### WRITTEN EXERCISE
Scan the listing below and copy every line holding "consultation".

╭──

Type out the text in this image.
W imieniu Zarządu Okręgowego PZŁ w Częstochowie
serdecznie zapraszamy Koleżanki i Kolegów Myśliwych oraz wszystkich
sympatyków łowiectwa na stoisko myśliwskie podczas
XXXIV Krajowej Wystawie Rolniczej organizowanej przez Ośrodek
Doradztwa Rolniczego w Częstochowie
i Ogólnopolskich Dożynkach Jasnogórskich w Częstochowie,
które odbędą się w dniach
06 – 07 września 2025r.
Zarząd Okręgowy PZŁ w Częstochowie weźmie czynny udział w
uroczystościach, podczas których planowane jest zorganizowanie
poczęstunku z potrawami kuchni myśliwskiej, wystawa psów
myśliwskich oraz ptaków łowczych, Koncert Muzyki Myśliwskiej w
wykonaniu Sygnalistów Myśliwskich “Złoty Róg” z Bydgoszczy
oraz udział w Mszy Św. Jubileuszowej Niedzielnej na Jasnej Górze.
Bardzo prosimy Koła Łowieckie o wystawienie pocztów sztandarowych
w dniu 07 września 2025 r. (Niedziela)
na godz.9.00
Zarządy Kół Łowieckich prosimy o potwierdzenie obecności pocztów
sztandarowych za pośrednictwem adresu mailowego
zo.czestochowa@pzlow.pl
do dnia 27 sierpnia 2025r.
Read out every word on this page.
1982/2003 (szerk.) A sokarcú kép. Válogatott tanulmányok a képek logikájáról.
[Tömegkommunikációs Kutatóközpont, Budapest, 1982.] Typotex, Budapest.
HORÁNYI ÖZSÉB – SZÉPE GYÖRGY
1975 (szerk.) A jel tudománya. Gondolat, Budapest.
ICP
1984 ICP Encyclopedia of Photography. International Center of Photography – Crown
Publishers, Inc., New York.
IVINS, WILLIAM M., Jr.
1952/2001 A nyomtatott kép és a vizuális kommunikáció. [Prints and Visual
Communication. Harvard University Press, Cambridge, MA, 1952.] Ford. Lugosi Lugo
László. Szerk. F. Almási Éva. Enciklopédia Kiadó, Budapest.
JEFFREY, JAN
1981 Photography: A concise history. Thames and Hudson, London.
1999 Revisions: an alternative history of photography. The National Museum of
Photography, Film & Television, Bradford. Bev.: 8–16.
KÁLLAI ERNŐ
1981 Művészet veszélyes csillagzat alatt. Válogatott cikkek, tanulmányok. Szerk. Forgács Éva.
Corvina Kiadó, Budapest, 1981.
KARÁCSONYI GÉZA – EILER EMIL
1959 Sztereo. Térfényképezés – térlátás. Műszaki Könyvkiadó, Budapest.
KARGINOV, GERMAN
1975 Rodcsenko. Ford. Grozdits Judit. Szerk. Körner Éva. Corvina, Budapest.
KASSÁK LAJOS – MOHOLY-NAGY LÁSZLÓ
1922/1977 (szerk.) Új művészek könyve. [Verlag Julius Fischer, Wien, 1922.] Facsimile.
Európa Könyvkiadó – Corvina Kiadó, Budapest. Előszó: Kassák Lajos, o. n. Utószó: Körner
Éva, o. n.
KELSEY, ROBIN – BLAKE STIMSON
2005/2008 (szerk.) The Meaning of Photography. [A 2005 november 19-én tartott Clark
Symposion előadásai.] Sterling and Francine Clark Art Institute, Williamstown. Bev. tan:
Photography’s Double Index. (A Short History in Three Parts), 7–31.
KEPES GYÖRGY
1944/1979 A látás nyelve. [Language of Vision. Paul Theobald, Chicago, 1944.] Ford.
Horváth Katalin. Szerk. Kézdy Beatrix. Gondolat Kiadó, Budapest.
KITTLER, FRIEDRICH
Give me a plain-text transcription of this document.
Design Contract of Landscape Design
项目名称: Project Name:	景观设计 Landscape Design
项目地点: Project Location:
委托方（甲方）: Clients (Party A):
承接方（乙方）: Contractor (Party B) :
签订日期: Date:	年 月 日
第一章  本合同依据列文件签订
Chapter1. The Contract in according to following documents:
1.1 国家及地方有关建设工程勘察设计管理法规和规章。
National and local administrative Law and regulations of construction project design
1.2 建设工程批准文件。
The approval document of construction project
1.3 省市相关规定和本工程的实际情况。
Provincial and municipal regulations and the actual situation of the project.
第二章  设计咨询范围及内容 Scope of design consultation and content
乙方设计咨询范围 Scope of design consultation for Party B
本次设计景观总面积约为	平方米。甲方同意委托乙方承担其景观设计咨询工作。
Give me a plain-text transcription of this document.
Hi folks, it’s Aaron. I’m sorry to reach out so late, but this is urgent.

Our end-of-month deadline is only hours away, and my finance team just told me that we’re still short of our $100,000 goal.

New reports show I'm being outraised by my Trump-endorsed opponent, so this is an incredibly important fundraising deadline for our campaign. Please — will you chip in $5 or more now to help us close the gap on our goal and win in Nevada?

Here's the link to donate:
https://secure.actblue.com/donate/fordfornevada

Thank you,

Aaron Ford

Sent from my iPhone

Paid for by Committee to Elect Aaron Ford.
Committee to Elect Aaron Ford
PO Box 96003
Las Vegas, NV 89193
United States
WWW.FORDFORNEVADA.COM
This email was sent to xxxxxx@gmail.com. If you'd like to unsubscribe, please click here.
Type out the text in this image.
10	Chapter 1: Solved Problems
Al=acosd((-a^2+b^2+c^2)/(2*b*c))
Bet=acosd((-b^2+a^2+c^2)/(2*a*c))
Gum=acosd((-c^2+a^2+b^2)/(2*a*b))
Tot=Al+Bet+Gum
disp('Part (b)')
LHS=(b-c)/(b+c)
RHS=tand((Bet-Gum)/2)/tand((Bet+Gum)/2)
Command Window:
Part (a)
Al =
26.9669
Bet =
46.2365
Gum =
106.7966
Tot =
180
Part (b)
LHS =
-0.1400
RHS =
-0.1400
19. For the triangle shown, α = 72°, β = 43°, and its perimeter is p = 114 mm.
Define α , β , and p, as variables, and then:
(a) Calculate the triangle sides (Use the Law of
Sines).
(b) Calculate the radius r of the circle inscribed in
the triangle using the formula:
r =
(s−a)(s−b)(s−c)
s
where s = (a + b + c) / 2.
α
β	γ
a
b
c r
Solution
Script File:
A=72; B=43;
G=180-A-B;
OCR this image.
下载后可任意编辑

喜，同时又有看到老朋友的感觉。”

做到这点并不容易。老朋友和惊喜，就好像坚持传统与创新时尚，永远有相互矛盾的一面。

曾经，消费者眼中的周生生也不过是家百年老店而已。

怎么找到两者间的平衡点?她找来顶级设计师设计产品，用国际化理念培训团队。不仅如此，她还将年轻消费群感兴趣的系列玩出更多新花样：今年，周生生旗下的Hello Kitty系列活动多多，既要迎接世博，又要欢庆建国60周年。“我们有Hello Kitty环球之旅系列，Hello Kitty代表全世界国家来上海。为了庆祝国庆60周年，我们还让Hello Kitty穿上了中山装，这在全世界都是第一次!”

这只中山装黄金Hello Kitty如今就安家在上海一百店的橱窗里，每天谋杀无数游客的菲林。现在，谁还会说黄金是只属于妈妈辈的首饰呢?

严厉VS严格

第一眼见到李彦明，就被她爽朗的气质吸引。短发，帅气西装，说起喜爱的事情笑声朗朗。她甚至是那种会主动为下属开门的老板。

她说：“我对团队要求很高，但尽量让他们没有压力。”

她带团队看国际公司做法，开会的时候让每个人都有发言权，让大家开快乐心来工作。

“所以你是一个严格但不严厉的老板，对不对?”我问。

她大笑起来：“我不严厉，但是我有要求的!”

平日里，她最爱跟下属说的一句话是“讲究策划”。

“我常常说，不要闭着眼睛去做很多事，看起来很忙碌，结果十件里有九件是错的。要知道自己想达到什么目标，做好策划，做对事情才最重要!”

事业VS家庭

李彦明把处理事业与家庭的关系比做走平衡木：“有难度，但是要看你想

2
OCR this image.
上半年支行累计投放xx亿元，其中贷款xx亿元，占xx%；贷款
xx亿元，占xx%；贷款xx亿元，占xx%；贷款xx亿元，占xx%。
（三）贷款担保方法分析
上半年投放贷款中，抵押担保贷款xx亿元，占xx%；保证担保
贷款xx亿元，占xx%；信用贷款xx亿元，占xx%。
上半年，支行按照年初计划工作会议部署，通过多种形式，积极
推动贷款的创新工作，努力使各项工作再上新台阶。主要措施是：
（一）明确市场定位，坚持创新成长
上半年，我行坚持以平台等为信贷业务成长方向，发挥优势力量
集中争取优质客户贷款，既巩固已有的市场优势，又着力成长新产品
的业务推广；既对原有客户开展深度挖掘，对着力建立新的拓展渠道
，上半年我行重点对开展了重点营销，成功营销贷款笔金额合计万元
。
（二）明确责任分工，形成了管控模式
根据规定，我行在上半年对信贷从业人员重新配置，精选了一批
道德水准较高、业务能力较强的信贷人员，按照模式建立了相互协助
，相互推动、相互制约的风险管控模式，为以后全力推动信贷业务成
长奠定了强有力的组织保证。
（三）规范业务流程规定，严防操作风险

╰──

### REPLY TO THE TASK
第二章  设计咨询范围及内容 Scope of design consultation and content
乙方设计咨询范围 Scope of design consultation for Party B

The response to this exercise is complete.